EXERCISE: Report how many lines contain "geen". The answer is a single number.

RECORDS SHOWN:
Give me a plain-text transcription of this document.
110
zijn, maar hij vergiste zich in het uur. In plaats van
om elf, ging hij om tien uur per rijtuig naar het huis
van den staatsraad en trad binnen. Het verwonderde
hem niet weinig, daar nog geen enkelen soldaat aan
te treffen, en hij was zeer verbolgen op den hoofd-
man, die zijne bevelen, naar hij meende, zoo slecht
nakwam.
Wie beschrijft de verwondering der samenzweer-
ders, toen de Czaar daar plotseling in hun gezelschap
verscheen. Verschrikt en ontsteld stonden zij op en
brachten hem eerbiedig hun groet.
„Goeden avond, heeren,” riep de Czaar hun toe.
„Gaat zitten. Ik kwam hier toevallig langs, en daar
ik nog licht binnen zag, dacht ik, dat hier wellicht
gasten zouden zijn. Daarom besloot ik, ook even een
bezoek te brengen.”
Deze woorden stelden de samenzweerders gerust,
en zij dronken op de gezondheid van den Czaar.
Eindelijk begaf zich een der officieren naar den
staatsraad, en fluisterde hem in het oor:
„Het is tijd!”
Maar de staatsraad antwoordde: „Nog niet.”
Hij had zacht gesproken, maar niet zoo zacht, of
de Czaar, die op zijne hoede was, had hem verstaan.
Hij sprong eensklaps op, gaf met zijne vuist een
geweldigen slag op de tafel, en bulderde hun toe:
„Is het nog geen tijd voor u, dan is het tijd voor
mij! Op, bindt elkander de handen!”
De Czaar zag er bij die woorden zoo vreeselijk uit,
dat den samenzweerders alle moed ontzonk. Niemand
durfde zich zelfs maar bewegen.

SOLVED EXERCISE: 2